◆ **Your task**: Transcribe the records below exactly as they appear, omitting any pictures.

◆ **Material to process**:
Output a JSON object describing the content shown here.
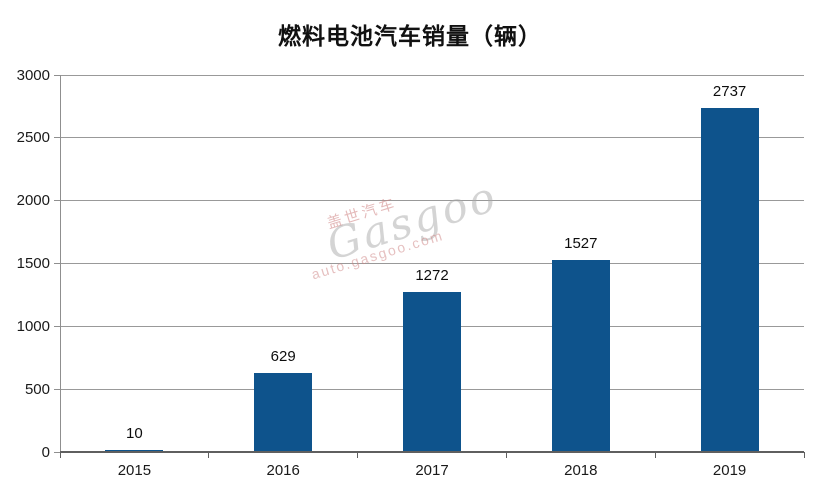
{
  "chart_data": {
    "type": "bar",
    "title": "燃料电池汽车销量（辆）",
    "categories": [
      "2015",
      "2016",
      "2017",
      "2018",
      "2019"
    ],
    "values": [
      10,
      629,
      1272,
      1527,
      2737
    ],
    "data_labels": [
      "10",
      "629",
      "1272",
      "1527",
      "2737"
    ],
    "xlabel": "",
    "ylabel": "",
    "ylim": [
      0,
      3000
    ],
    "yticks": [
      0,
      500,
      1000,
      1500,
      2000,
      2500,
      3000
    ],
    "grid": true,
    "legend": false,
    "bar_color": "#0E538C",
    "gridline_color": "#999999",
    "axis_color": "#5f5f5f",
    "text_color": "#1a1a1a"
  },
  "watermark": {
    "line1": "盖世汽车",
    "line2": "Gasgoo",
    "line3": "auto.gasgoo.com"
  }
}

◆ **The response**:
Output a JSON object describing the content shown here.
{
  "chart_data": {
    "type": "bar",
    "title": "燃料电池汽车销量（辆）",
    "categories": [
      "2015",
      "2016",
      "2017",
      "2018",
      "2019"
    ],
    "values": [
      10,
      629,
      1272,
      1527,
      2737
    ],
    "data_labels": [
      "10",
      "629",
      "1272",
      "1527",
      "2737"
    ],
    "xlabel": "",
    "ylabel": "",
    "ylim": [
      0,
      3000
    ],
    "yticks": [
      0,
      500,
      1000,
      1500,
      2000,
      2500,
      3000
    ],
    "grid": true,
    "legend": false,
    "bar_color": "#0E538C",
    "gridline_color": "#999999",
    "axis_color": "#5f5f5f",
    "text_color": "#1a1a1a"
  },
  "watermark": {
    "line1": "盖世汽车",
    "line2": "Gasgoo",
    "line3": "auto.gasgoo.com"
  }
}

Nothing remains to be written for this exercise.